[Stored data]
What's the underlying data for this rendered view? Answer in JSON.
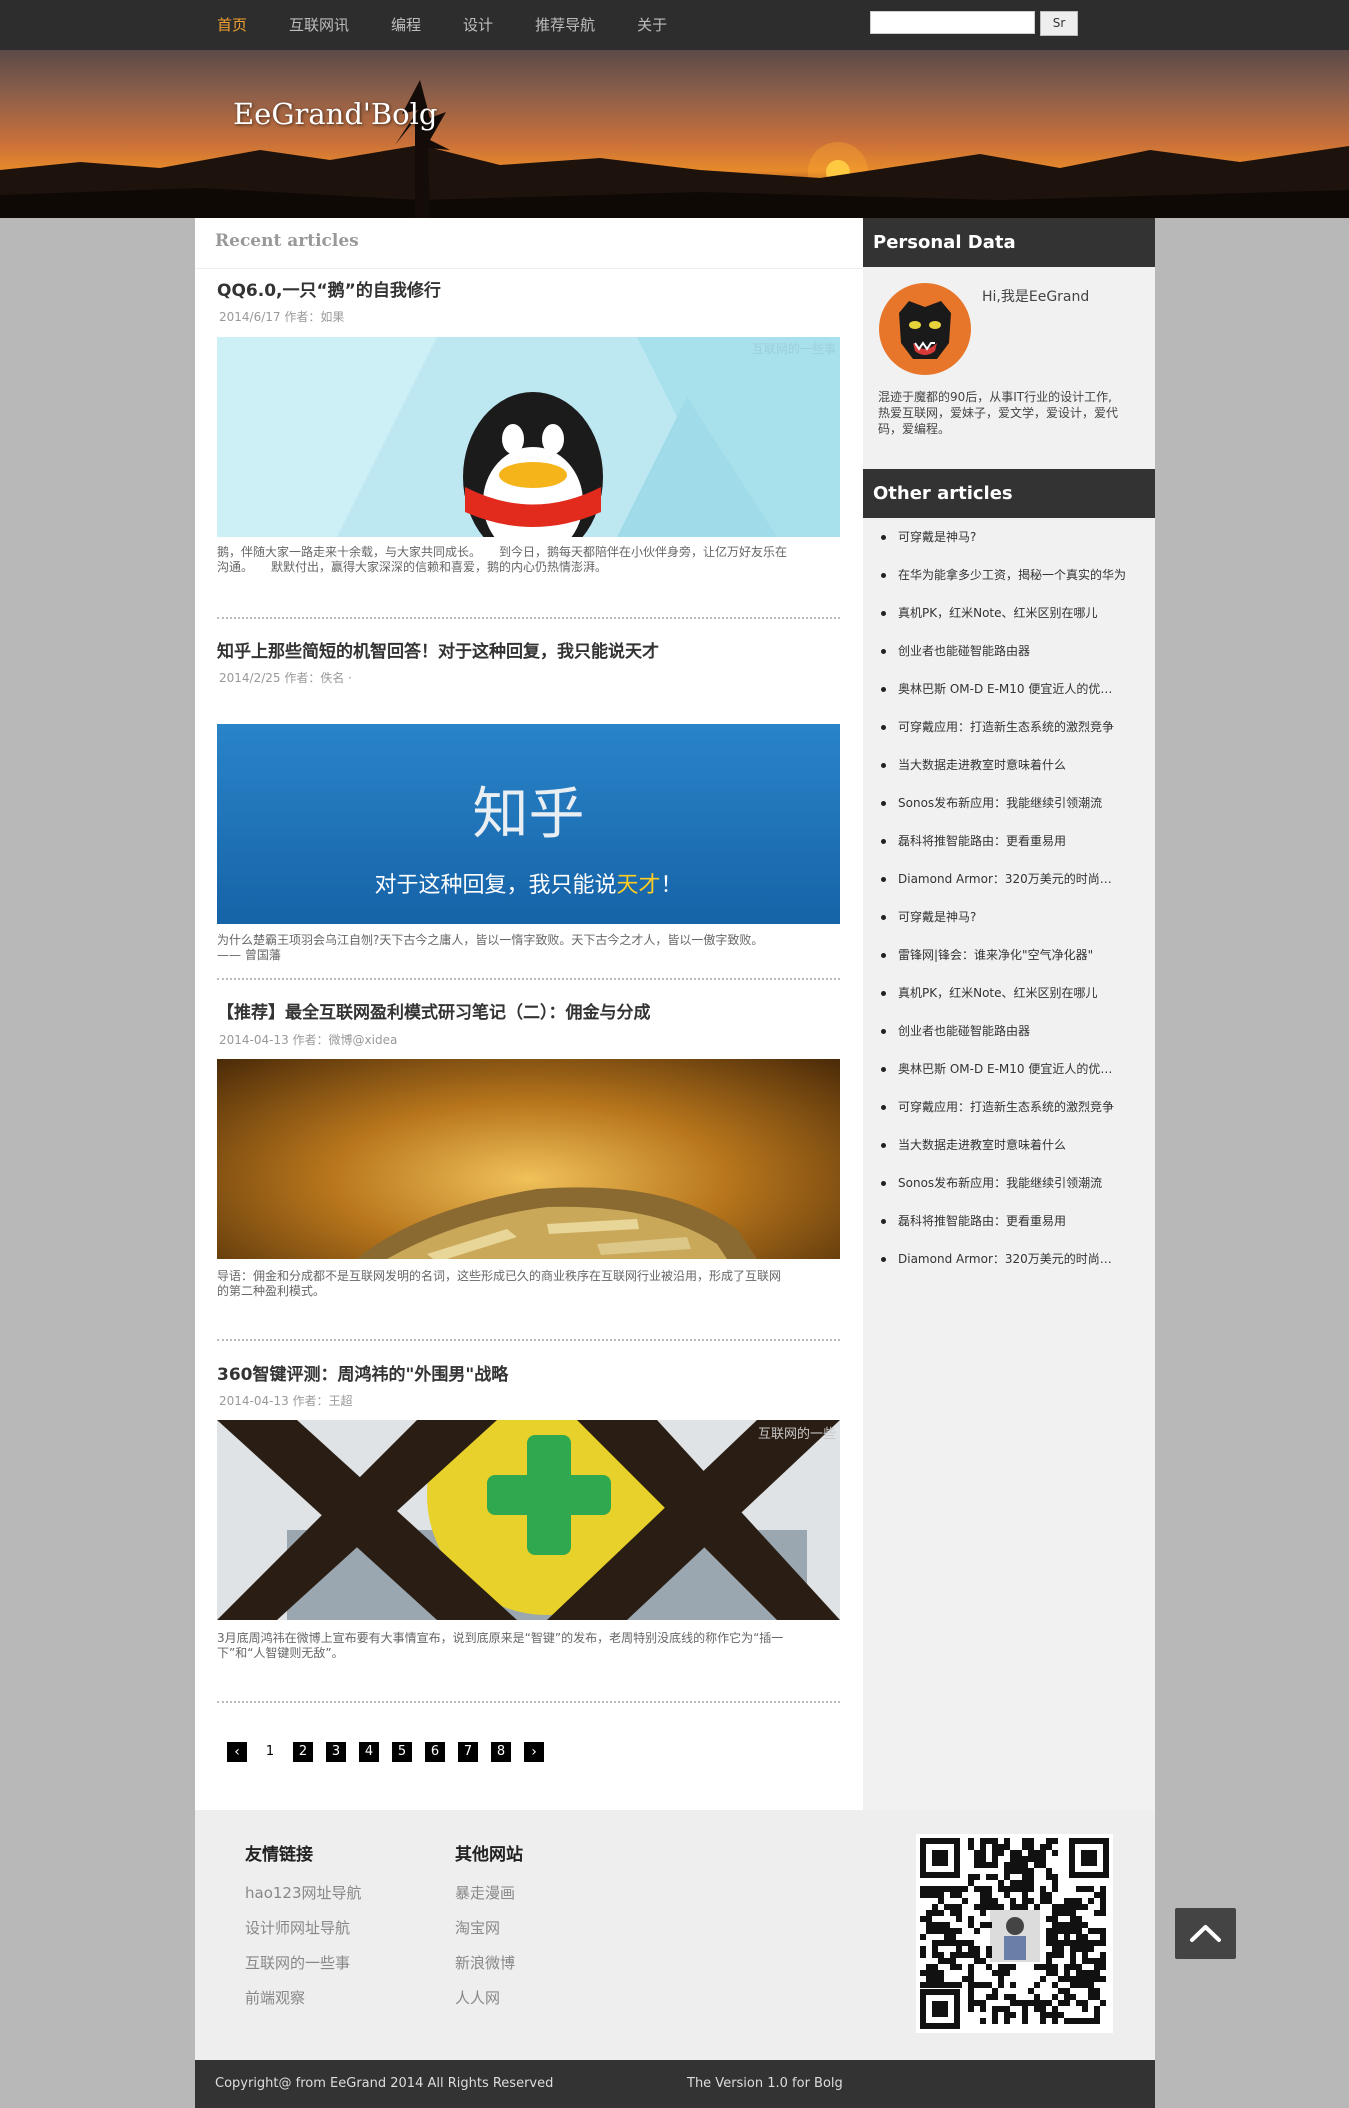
{
  "nav": {
    "items": [
      "首页",
      "互联网讯",
      "编程",
      "设计",
      "推荐导航",
      "关于"
    ],
    "search_button": "Sr",
    "search_value": ""
  },
  "header": {
    "site_title": "EeGrand'Bolg"
  },
  "main": {
    "section_title": "Recent articles",
    "articles": [
      {
        "title": "QQ6.0,一只“鹅”的自我修行",
        "meta": "2014/6/17  作者：如果",
        "image_caption": "互联网的一些事",
        "desc": "鹅，伴随大家一路走来十余载，与大家共同成长。　　到今日，鹅每天都陪伴在小伙伴身旁，让亿万好友乐在沟通。　　默默付出，赢得大家深深的信赖和喜爱，鹅的内心仍热情澎湃。"
      },
      {
        "title": "知乎上那些简短的机智回答！对于这种回复，我只能说天才",
        "meta": "2014/2/25  作者：佚名 ·",
        "image_text_big": "知乎",
        "image_text_sub": "对于这种回复，我只能说",
        "image_text_hl": "天才",
        "image_text_end": "！",
        "desc": "为什么楚霸王项羽会乌江自刎?天下古今之庸人，皆以一惰字致败。天下古今之才人，皆以一傲字致败。 —— 曾国藩"
      },
      {
        "title": "【推荐】最全互联网盈利模式研习笔记（二）：佣金与分成",
        "meta": "2014-04-13  作者：微博@xidea",
        "desc": "导语：佣金和分成都不是互联网发明的名词，这些形成已久的商业秩序在互联网行业被沿用，形成了互联网的第二种盈利模式。"
      },
      {
        "title": "360智键评测：周鸿祎的\"外围男\"战略",
        "meta": "2014-04-13  作者：王超",
        "image_caption": "互联网的一些",
        "desc": "3月底周鸿祎在微博上宣布要有大事情宣布，说到底原来是“智键”的发布，老周特别没底线的称作它为“插一下”和“人智键则无敌”。"
      }
    ],
    "pager": {
      "prev": "‹",
      "pages": [
        "1",
        "2",
        "3",
        "4",
        "5",
        "6",
        "7",
        "8"
      ],
      "current": "1",
      "next": "›"
    }
  },
  "sidebar": {
    "personal_title": "Personal Data",
    "greeting": "Hi,我是EeGrand",
    "bio": "混迹于魔都的90后，从事IT行业的设计工作,热爱互联网，爱妹子，爱文学，爱设计，爱代码，爱编程。",
    "other_title": "Other articles",
    "other_articles": [
      "可穿戴是神马?",
      "在华为能拿多少工资，揭秘一个真实的华为",
      "真机PK，红米Note、红米区别在哪儿",
      "创业者也能碰智能路由器",
      "奥林巴斯 OM-D E-M10 便宜近人的优…",
      "可穿戴应用：打造新生态系统的激烈竞争",
      "当大数据走进教室时意味着什么",
      "Sonos发布新应用：我能继续引领潮流",
      "磊科将推智能路由：更看重易用",
      "Diamond Armor：320万美元的时尚…",
      "可穿戴是神马?",
      "雷锋网|锋会：谁来净化\"空气净化器\"",
      "真机PK，红米Note、红米区别在哪儿",
      "创业者也能碰智能路由器",
      "奥林巴斯 OM-D E-M10 便宜近人的优…",
      "可穿戴应用：打造新生态系统的激烈竞争",
      "当大数据走进教室时意味着什么",
      "Sonos发布新应用：我能继续引领潮流",
      "磊科将推智能路由：更看重易用",
      "Diamond Armor：320万美元的时尚…"
    ]
  },
  "footer": {
    "links_title": "友情链接",
    "links": [
      "hao123网址导航",
      "设计师网址导航",
      "互联网的一些事",
      "前端观察"
    ],
    "sites_title": "其他网站",
    "sites": [
      "暴走漫画",
      "淘宝网",
      "新浪微博",
      "人人网"
    ],
    "copyright": "Copyright@ from EeGrand 2014 All Rights Reserved",
    "version": "The Version 1.0 for Bolg"
  }
}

• **THE TASK**:
Copy all lines from the material that contain "Bolg".

• **WORKED SOLUTION**:
    "site_title": "EeGrand'Bolg"
    "version": "The Version 1.0 for Bolg"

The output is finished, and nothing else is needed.